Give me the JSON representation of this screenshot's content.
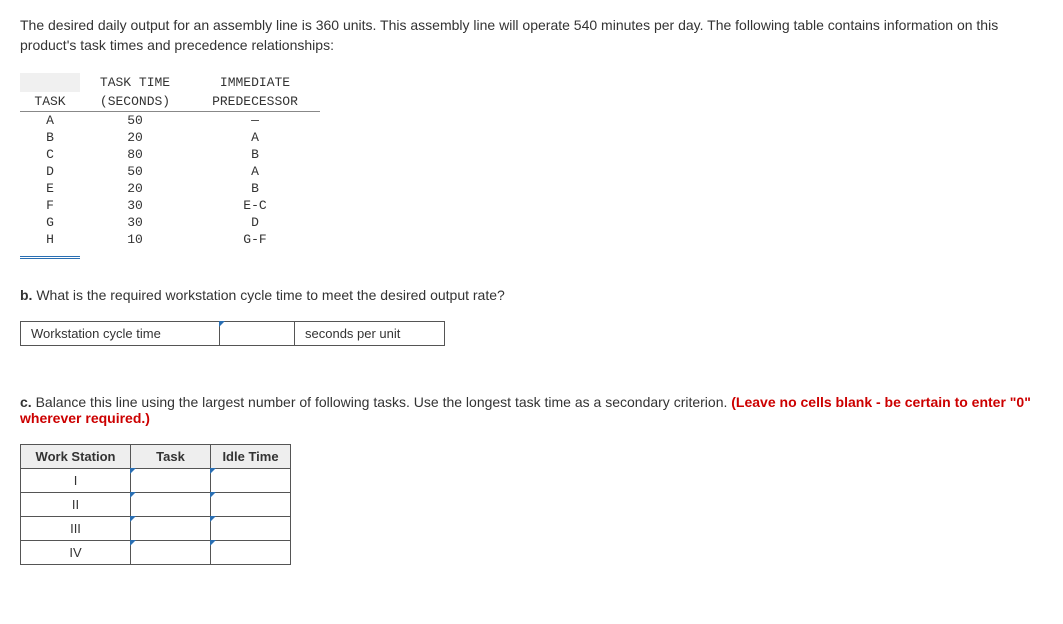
{
  "intro": "The desired daily output for an assembly line is 360 units. This assembly line will operate 540 minutes per day. The following table contains information on this product's task times and precedence relationships:",
  "table": {
    "header_time_line1": "TASK TIME",
    "header_task": "TASK",
    "header_time_line2": "(SECONDS)",
    "header_pred_line1": "IMMEDIATE",
    "header_pred_line2": "PREDECESSOR",
    "rows": [
      {
        "task": "A",
        "time": "50",
        "pred": "—"
      },
      {
        "task": "B",
        "time": "20",
        "pred": "A"
      },
      {
        "task": "C",
        "time": "80",
        "pred": "B"
      },
      {
        "task": "D",
        "time": "50",
        "pred": "A"
      },
      {
        "task": "E",
        "time": "20",
        "pred": "B"
      },
      {
        "task": "F",
        "time": "30",
        "pred": "E-C"
      },
      {
        "task": "G",
        "time": "30",
        "pred": "D"
      },
      {
        "task": "H",
        "time": "10",
        "pred": "G-F"
      }
    ]
  },
  "partB": {
    "prefix": "b.",
    "text": " What is the required workstation cycle time to meet the desired output rate?",
    "label": "Workstation cycle time",
    "value": "",
    "unit": "seconds per unit"
  },
  "partC": {
    "prefix": "c.",
    "text": " Balance this line using the largest number of following tasks. Use the longest task time as a secondary criterion. ",
    "hint": "(Leave no cells blank - be certain to enter \"0\" wherever required.)",
    "headers": {
      "ws": "Work Station",
      "task": "Task",
      "idle": "Idle Time"
    },
    "rows": [
      {
        "ws": "I",
        "task": "",
        "idle": ""
      },
      {
        "ws": "II",
        "task": "",
        "idle": ""
      },
      {
        "ws": "III",
        "task": "",
        "idle": ""
      },
      {
        "ws": "IV",
        "task": "",
        "idle": ""
      }
    ]
  }
}
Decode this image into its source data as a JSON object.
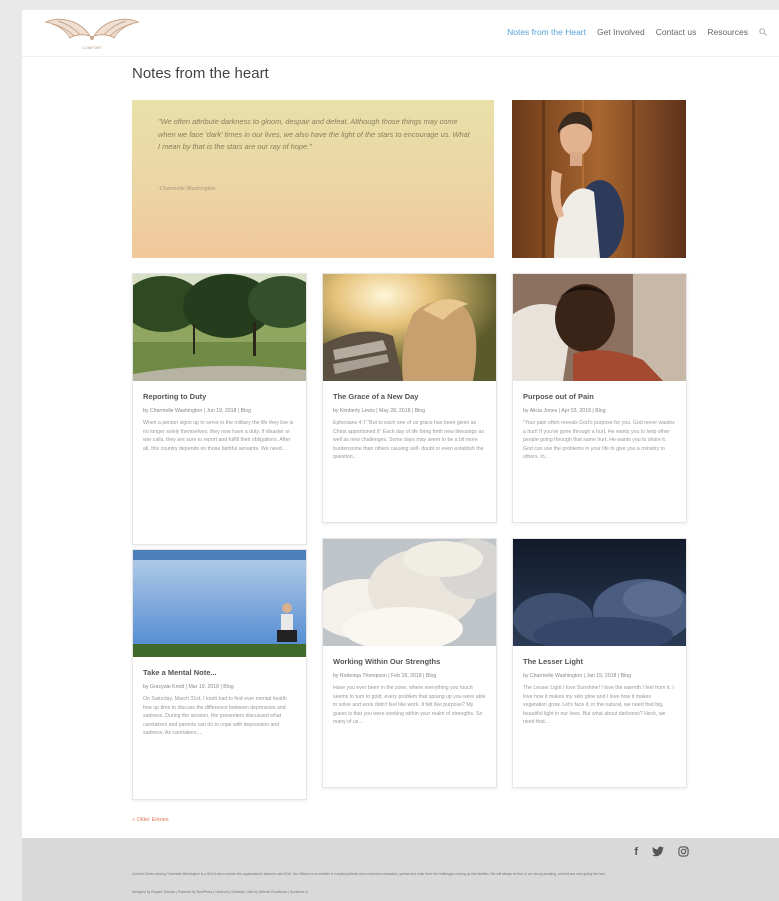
{
  "nav": {
    "items": [
      "Notes from the Heart",
      "Get Involved",
      "Contact us",
      "Resources"
    ],
    "search_icon": "search-icon"
  },
  "page_title": "Notes from the heart",
  "featured_quote": {
    "text": "\"We often attribute darkness to gloom, despair and defeat. Although those things may come when we face 'dark' times in our lives, we also have the light of the stars to encourage us. What I mean by that is the stars are our ray of hope.\"",
    "author": "-Charmelle Washington-"
  },
  "posts": [
    {
      "title": "Reporting to Duty",
      "meta": "by Charmelle Washington | Jun 19, 2018 | Blog",
      "excerpt": "When a person signs up to serve in the military the life they live is no longer solely themselves; they now have a duty. If disaster or war calls, they are sure to report and fulfill their obligations. After all, this country depends on those faithful servants. We need..."
    },
    {
      "title": "The Grace of a New Day",
      "meta": "by Kimberly Lewis | May 28, 2018 | Blog",
      "excerpt": "Ephesians 4:7 \"But to each one of us grace has been given as Christ apportioned it\" Each day of life bring forth new blessings as well as new challenges. Some days may seem to be a bit more burdensome than others causing self- doubt or even establish the question..."
    },
    {
      "title": "Purpose out of Pain",
      "meta": "by Alicia Jones | Apr 03, 2018 | Blog",
      "excerpt": "\"Your pain often reveals God's purpose for you. God never wastes a hurt! If you've gone through a hurt, He wants you to help other people going through that same hurt. He wants you to share it. God can use the problems in your life to give you a ministry to others. In..."
    },
    {
      "title": "Take a Mental Note...",
      "meta": "by Gracyale Knott | Mar 19, 2018 | Blog",
      "excerpt": "On Saturday, March 31st, I knelt had to find ever mental health free up time to discuss the difference between depression and sadness. During the session, the presenters discussed what caretakers and parents can do to cope with depression and sadness. As caretakers,..."
    },
    {
      "title": "Working Within Our Strengths",
      "meta": "by Roderiqa Thompson | Feb 18, 2018 | Blog",
      "excerpt": "Have you ever been in the zone, where everything you touch seems to turn to gold; every problem that sprang up you were able to solve and work didn't feel like work. It felt like purpose? My guess is that you were working within your realm of strengths. So many of us..."
    },
    {
      "title": "The Lesser Light",
      "meta": "by Charmelle Washington | Jan 15, 2018 | Blog",
      "excerpt": "The Lesser Light I love Sunshine! I love the warmth I feel from it. I love how it makes my skin glow and I love how it makes vegetation grow. Let's face it, in the natural, we need that big, beautiful light in our lives. But what about darkness? Heck, we need that..."
    }
  ],
  "older_entries": "« Older Entries",
  "footer": {
    "social": [
      {
        "icon": "facebook-icon",
        "glyph": "f"
      },
      {
        "icon": "twitter-icon",
        "glyph": "🐦"
      },
      {
        "icon": "instagram-icon",
        "glyph": "◎"
      }
    ],
    "text": "Comfort Givers serving Charmelle Washington is a 501c3 when receive the organization's stated in rate 2016. Our Mission is to minister in hospital patients and survivors to education, spread and order from the challenges coming up that families. We will always be true to our strong shooting, comfort and care giving the here.",
    "credits": "Designed by Elegant Themes | Powered by WordPress | Hosted by GoDaddy | Site by Website Excellence | Sunflower-D"
  },
  "colors": {
    "active_nav": "#5ba4d6",
    "older_link": "#e07a5a",
    "quote_bg_top": "#e9e0a9",
    "quote_bg_bottom": "#f0c79a",
    "footer_bg": "#d9d9d9"
  }
}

__________________________________________________

▶ EXERCISE: Leaving out the pictures, output each line above exactly as it is.

▶ PROBLEM SOLUTION:
Give me the JSON representation of this screenshot's content.
{
  "intro": "The desired daily output for an assembly line is 360 units. This assembly line will operate 540 minutes per day. The following table contains information on this product's task times and precedence relationships:",
  "table": {
    "header_time_line1": "TASK TIME",
    "header_task": "TASK",
    "header_time_line2": "(SECONDS)",
    "header_pred_line1": "IMMEDIATE",
    "header_pred_line2": "PREDECESSOR",
    "rows": [
      {
        "task": "A",
        "time": "50",
        "pred": "—"
      },
      {
        "task": "B",
        "time": "20",
        "pred": "A"
      },
      {
        "task": "C",
        "time": "80",
        "pred": "B"
      },
      {
        "task": "D",
        "time": "50",
        "pred": "A"
      },
      {
        "task": "E",
        "time": "20",
        "pred": "B"
      },
      {
        "task": "F",
        "time": "30",
        "pred": "E-C"
      },
      {
        "task": "G",
        "time": "30",
        "pred": "D"
      },
      {
        "task": "H",
        "time": "10",
        "pred": "G-F"
      }
    ]
  },
  "partB": {
    "prefix": "b.",
    "text": " What is the required workstation cycle time to meet the desired output rate?",
    "label": "Workstation cycle time",
    "value": "",
    "unit": "seconds per unit"
  },
  "partC": {
    "prefix": "c.",
    "text": " Balance this line using the largest number of following tasks. Use the longest task time as a secondary criterion. ",
    "hint": "(Leave no cells blank - be certain to enter \"0\" wherever required.)",
    "headers": {
      "ws": "Work Station",
      "task": "Task",
      "idle": "Idle Time"
    },
    "rows": [
      {
        "ws": "I",
        "task": "",
        "idle": ""
      },
      {
        "ws": "II",
        "task": "",
        "idle": ""
      },
      {
        "ws": "III",
        "task": "",
        "idle": ""
      },
      {
        "ws": "IV",
        "task": "",
        "idle": ""
      }
    ]
  }
}
Decode this image into its source data as a JSON object.
{
  "nav": {
    "items": [
      "Notes from the Heart",
      "Get Involved",
      "Contact us",
      "Resources"
    ],
    "search_icon": "search-icon"
  },
  "page_title": "Notes from the heart",
  "featured_quote": {
    "text": "\"We often attribute darkness to gloom, despair and defeat. Although those things may come when we face 'dark' times in our lives, we also have the light of the stars to encourage us. What I mean by that is the stars are our ray of hope.\"",
    "author": "-Charmelle Washington-"
  },
  "posts": [
    {
      "title": "Reporting to Duty",
      "meta": "by Charmelle Washington | Jun 19, 2018 | Blog",
      "excerpt": "When a person signs up to serve in the military the life they live is no longer solely themselves; they now have a duty. If disaster or war calls, they are sure to report and fulfill their obligations. After all, this country depends on those faithful servants. We need..."
    },
    {
      "title": "The Grace of a New Day",
      "meta": "by Kimberly Lewis | May 28, 2018 | Blog",
      "excerpt": "Ephesians 4:7 \"But to each one of us grace has been given as Christ apportioned it\" Each day of life bring forth new blessings as well as new challenges. Some days may seem to be a bit more burdensome than others causing self- doubt or even establish the question..."
    },
    {
      "title": "Purpose out of Pain",
      "meta": "by Alicia Jones | Apr 03, 2018 | Blog",
      "excerpt": "\"Your pain often reveals God's purpose for you. God never wastes a hurt! If you've gone through a hurt, He wants you to help other people going through that same hurt. He wants you to share it. God can use the problems in your life to give you a ministry to others. In..."
    },
    {
      "title": "Take a Mental Note...",
      "meta": "by Gracyale Knott | Mar 19, 2018 | Blog",
      "excerpt": "On Saturday, March 31st, I knelt had to find ever mental health free up time to discuss the difference between depression and sadness. During the session, the presenters discussed what caretakers and parents can do to cope with depression and sadness. As caretakers,..."
    },
    {
      "title": "Working Within Our Strengths",
      "meta": "by Roderiqa Thompson | Feb 18, 2018 | Blog",
      "excerpt": "Have you ever been in the zone, where everything you touch seems to turn to gold; every problem that sprang up you were able to solve and work didn't feel like work. It felt like purpose? My guess is that you were working within your realm of strengths. So many of us..."
    },
    {
      "title": "The Lesser Light",
      "meta": "by Charmelle Washington | Jan 15, 2018 | Blog",
      "excerpt": "The Lesser Light I love Sunshine! I love the warmth I feel from it. I love how it makes my skin glow and I love how it makes vegetation grow. Let's face it, in the natural, we need that big, beautiful light in our lives. But what about darkness? Heck, we need that..."
    }
  ],
  "older_entries": "« Older Entries",
  "footer": {
    "social": [
      {
        "icon": "facebook-icon",
        "glyph": "f"
      },
      {
        "icon": "twitter-icon",
        "glyph": "🐦"
      },
      {
        "icon": "instagram-icon",
        "glyph": "◎"
      }
    ],
    "text": "Comfort Givers serving Charmelle Washington is a 501c3 when receive the organization's stated in rate 2016. Our Mission is to minister in hospital patients and survivors to education, spread and order from the challenges coming up that families. We will always be true to our strong shooting, comfort and care giving the here.",
    "credits": "Designed by Elegant Themes | Powered by WordPress | Hosted by GoDaddy | Site by Website Excellence | Sunflower-D"
  },
  "colors": {
    "active_nav": "#5ba4d6",
    "older_link": "#e07a5a",
    "quote_bg_top": "#e9e0a9",
    "quote_bg_bottom": "#f0c79a",
    "footer_bg": "#d9d9d9"
  }
}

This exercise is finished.